Reproduce every line of the items below verbatim, omitting the pictures from your answer.

(Image-based layout entries)
-=-=-
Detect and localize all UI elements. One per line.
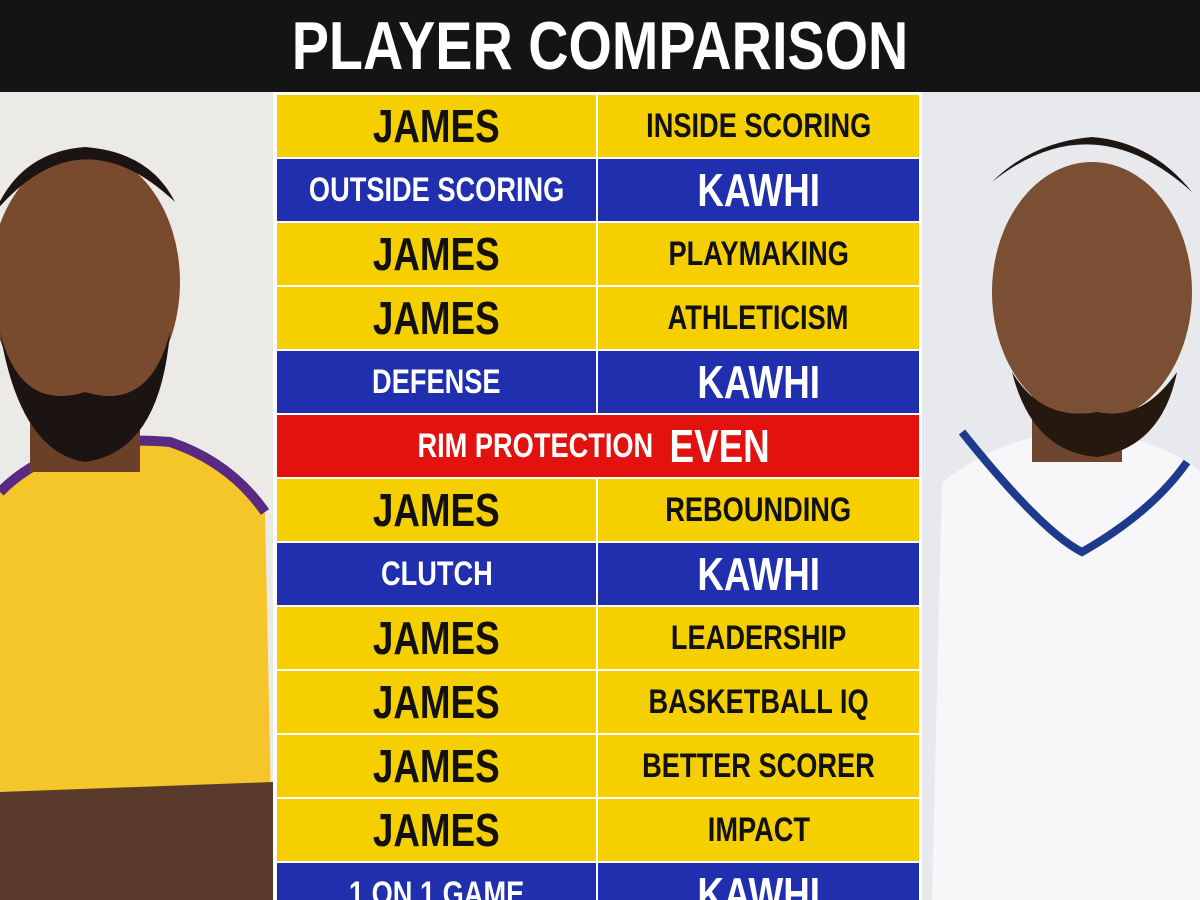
cell-text: BASKETBALL IQ xyxy=(648,682,869,721)
cell-text: KAWHI xyxy=(697,868,820,900)
cell-text: PLAYMAKING xyxy=(668,234,849,273)
winner-cell: JAMES xyxy=(277,287,596,349)
cell-text: IMPACT xyxy=(707,810,810,849)
category-cell: 1 ON 1 GAME xyxy=(277,863,596,900)
category-cell: DEFENSE xyxy=(277,351,596,413)
cell-text: CLUTCH xyxy=(380,554,493,593)
category-cell: ATHLETICISM xyxy=(598,287,919,349)
winner-cell: KAWHI xyxy=(598,543,919,605)
winner-cell: KAWHI xyxy=(598,863,919,900)
cell-text: INSIDE SCORING xyxy=(645,106,872,145)
cell-text: KAWHI xyxy=(697,164,820,216)
cell-text: JAMES xyxy=(373,676,500,728)
cell-text: KAWHI xyxy=(697,356,820,408)
category-cell: PLAYMAKING xyxy=(598,223,919,285)
winner-cell: JAMES xyxy=(277,479,596,541)
winner-cell: JAMES xyxy=(277,607,596,669)
cell-text: DEFENSE xyxy=(372,362,501,401)
winner-cell: KAWHI xyxy=(598,159,919,221)
cell-text: OUTSIDE SCORING xyxy=(308,170,565,209)
right-player-photo xyxy=(922,92,1200,900)
left-player-photo xyxy=(0,92,273,900)
winner-cell: JAMES xyxy=(277,735,596,797)
cell-text: EVEN xyxy=(669,420,771,472)
category-cell: REBOUNDING xyxy=(598,479,919,541)
cell-text: ATHLETICISM xyxy=(668,298,849,337)
winner-cell: JAMES xyxy=(277,95,596,157)
title-bar xyxy=(0,0,1200,92)
winner-cell: JAMES xyxy=(277,671,596,733)
cell-text: JAMES xyxy=(373,100,500,152)
winner-cell: JAMES xyxy=(277,223,596,285)
cell-text: 1 ON 1 GAME xyxy=(348,874,525,900)
merged-row xyxy=(277,415,919,477)
cell-text: JAMES xyxy=(373,228,500,280)
comparison-table: JAMES INSIDE SCORING OUTSIDE SCORING KAWHI J… xyxy=(275,95,921,900)
cell-text: BETTER SCORER xyxy=(642,746,875,785)
cell-text: RIM PROTECTION xyxy=(417,426,653,465)
category-cell: CLUTCH xyxy=(277,543,596,605)
cell-text: JAMES xyxy=(373,292,500,344)
cell-text: JAMES xyxy=(373,804,500,856)
cell-text: KAWHI xyxy=(697,548,820,600)
cell-text: LEADERSHIP xyxy=(670,618,847,657)
cell-text: REBOUNDING xyxy=(665,490,852,529)
title: PLAYER COMPARISON xyxy=(291,8,909,84)
category-cell: BETTER SCORER xyxy=(598,735,919,797)
winner-cell: KAWHI xyxy=(598,351,919,413)
category-cell: BASKETBALL IQ xyxy=(598,671,919,733)
winner-cell: EVEN xyxy=(665,415,775,477)
cell-text: JAMES xyxy=(373,740,500,792)
category-cell: IMPACT xyxy=(598,799,919,861)
category-cell: LEADERSHIP xyxy=(598,607,919,669)
cell-text: JAMES xyxy=(373,484,500,536)
category-cell: RIM PROTECTION xyxy=(395,415,675,477)
category-cell: OUTSIDE SCORING xyxy=(277,159,596,221)
winner-cell: JAMES xyxy=(277,799,596,861)
cell-text: JAMES xyxy=(373,612,500,664)
category-cell: INSIDE SCORING xyxy=(598,95,919,157)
-=-=-
* [Result]
Detect and localize all UI elements. One per line.
cell-text: BASKETBALL IQ xyxy=(648,682,869,721)
cell-text: KAWHI xyxy=(697,868,820,900)
cell-text: PLAYMAKING xyxy=(668,234,849,273)
winner-cell: JAMES xyxy=(277,287,596,349)
cell-text: IMPACT xyxy=(707,810,810,849)
category-cell: 1 ON 1 GAME xyxy=(277,863,596,900)
category-cell: DEFENSE xyxy=(277,351,596,413)
cell-text: CLUTCH xyxy=(380,554,493,593)
category-cell: ATHLETICISM xyxy=(598,287,919,349)
winner-cell: KAWHI xyxy=(598,543,919,605)
winner-cell: KAWHI xyxy=(598,863,919,900)
cell-text: INSIDE SCORING xyxy=(645,106,872,145)
cell-text: KAWHI xyxy=(697,164,820,216)
cell-text: JAMES xyxy=(373,676,500,728)
cell-text: KAWHI xyxy=(697,356,820,408)
category-cell: PLAYMAKING xyxy=(598,223,919,285)
winner-cell: JAMES xyxy=(277,479,596,541)
winner-cell: JAMES xyxy=(277,607,596,669)
cell-text: DEFENSE xyxy=(372,362,501,401)
winner-cell: KAWHI xyxy=(598,159,919,221)
cell-text: OUTSIDE SCORING xyxy=(308,170,565,209)
right-player-photo xyxy=(922,92,1200,900)
left-player-photo xyxy=(0,92,273,900)
winner-cell: JAMES xyxy=(277,735,596,797)
cell-text: EVEN xyxy=(669,420,771,472)
category-cell: REBOUNDING xyxy=(598,479,919,541)
cell-text: ATHLETICISM xyxy=(668,298,849,337)
winner-cell: JAMES xyxy=(277,95,596,157)
title-bar xyxy=(0,0,1200,92)
winner-cell: JAMES xyxy=(277,671,596,733)
cell-text: JAMES xyxy=(373,100,500,152)
winner-cell: JAMES xyxy=(277,223,596,285)
cell-text: 1 ON 1 GAME xyxy=(348,874,525,900)
merged-row xyxy=(277,415,919,477)
cell-text: JAMES xyxy=(373,228,500,280)
comparison-table: JAMES INSIDE SCORING OUTSIDE SCORING KAWHI J… xyxy=(275,95,921,900)
cell-text: BETTER SCORER xyxy=(642,746,875,785)
cell-text: RIM PROTECTION xyxy=(417,426,653,465)
category-cell: CLUTCH xyxy=(277,543,596,605)
cell-text: JAMES xyxy=(373,292,500,344)
cell-text: JAMES xyxy=(373,804,500,856)
cell-text: KAWHI xyxy=(697,548,820,600)
cell-text: LEADERSHIP xyxy=(670,618,847,657)
cell-text: REBOUNDING xyxy=(665,490,852,529)
title: PLAYER COMPARISON xyxy=(291,8,909,84)
category-cell: BETTER SCORER xyxy=(598,735,919,797)
winner-cell: KAWHI xyxy=(598,351,919,413)
category-cell: BASKETBALL IQ xyxy=(598,671,919,733)
winner-cell: EVEN xyxy=(665,415,775,477)
cell-text: JAMES xyxy=(373,740,500,792)
category-cell: IMPACT xyxy=(598,799,919,861)
category-cell: LEADERSHIP xyxy=(598,607,919,669)
cell-text: JAMES xyxy=(373,484,500,536)
category-cell: RIM PROTECTION xyxy=(395,415,675,477)
category-cell: OUTSIDE SCORING xyxy=(277,159,596,221)
winner-cell: JAMES xyxy=(277,799,596,861)
cell-text: JAMES xyxy=(373,612,500,664)
category-cell: INSIDE SCORING xyxy=(598,95,919,157)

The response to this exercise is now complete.